Provided text Start Marker

FOSTER: Monopolistic technology companies exploit our data

FOSTER: Monopolistic technology companies exploit our data

Column: Techsploitation

Cameron Foster is a School of Arts and Sciences senior majoring in journalism and media studies. Their column, “Techsploitation,” runs on alternate Tuesdays.

The most powerful players in the technology industry hold the internet (and your data) in the palm of their hands. 

As of 2019, the world’s five biggest technology corporations grew to a combined market value of $4.4 trillion through huge acquisitions of other technology companies and start-ups. Alphabet (Google’s parent company), Microsoft, Apple, Amazon and Facebook have spent the last 15 years buying up all their competition, according to a report from Visual Capitalist. 

Alphabet boasted 236 acquisitions as of last year, including that of YouTube, which it bought for $1.65 billion in 2006, and Waze, which it bought for $966 million to bolster the functionality of Google Maps. Google’s acquisition of Waze in 2013 was 1 of 16 others that year, all of which cost the company $1.31 billion.

Provided text End Marker

*Tasks and exercises:*
(a) Translate this sentence from the column on technology companies into Spanish: "The most powerful players in the technology industry hold the internet (and your data) in the palm of their hands."
(b) From the column on technology companies, repeat word for word the part that opens with the words containing "The most powerful" and closes with "from Visual Capitalist.".

Excerpted data Start Marker

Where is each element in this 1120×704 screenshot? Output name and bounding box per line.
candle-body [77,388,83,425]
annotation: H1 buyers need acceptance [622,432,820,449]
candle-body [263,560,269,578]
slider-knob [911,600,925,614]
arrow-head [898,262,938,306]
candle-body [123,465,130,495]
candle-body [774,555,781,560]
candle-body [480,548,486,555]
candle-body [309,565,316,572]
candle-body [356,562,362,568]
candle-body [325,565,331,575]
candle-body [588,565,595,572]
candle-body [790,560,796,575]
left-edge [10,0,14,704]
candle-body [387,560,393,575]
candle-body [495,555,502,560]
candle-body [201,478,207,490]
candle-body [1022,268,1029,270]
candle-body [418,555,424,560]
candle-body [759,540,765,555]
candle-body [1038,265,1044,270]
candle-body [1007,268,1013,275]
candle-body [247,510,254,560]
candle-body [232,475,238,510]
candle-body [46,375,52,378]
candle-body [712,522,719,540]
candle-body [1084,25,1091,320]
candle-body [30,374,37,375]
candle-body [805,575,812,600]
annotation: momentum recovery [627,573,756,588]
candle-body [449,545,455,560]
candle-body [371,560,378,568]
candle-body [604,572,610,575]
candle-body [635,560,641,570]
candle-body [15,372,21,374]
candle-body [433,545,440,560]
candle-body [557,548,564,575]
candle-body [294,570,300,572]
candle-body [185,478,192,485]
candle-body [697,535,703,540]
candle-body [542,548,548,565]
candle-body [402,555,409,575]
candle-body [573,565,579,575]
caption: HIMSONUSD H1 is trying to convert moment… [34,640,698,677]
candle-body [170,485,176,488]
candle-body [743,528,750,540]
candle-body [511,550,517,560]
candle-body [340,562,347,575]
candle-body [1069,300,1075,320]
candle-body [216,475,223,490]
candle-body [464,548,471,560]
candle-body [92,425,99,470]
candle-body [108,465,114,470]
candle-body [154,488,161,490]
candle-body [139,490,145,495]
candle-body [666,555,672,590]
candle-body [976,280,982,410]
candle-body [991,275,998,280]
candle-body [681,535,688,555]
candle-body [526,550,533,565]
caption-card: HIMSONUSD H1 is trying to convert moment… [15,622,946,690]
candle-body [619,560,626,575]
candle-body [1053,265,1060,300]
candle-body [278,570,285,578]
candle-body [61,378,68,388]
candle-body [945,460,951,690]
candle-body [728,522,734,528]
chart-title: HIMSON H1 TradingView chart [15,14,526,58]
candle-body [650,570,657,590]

Excerpted data End Marker

*Responses to the tasks:*
(a) Los actores más poderosos de la industria tecnológica tienen internet (y tus datos) en la palma de la mano.

(b)
The most powerful players in the technology industry hold the internet (and your data) in the palm of their hands. 

As of 2019, the world’s five biggest technology corporations grew to a combined market value of $4.4 trillion through huge acquisitions of other technology companies and start-ups. Alphabet (Google’s parent company), Microsoft, Apple, Amazon and Facebook have spent the last 15 years buying up all their competition, according to a report from Visual Capitalist.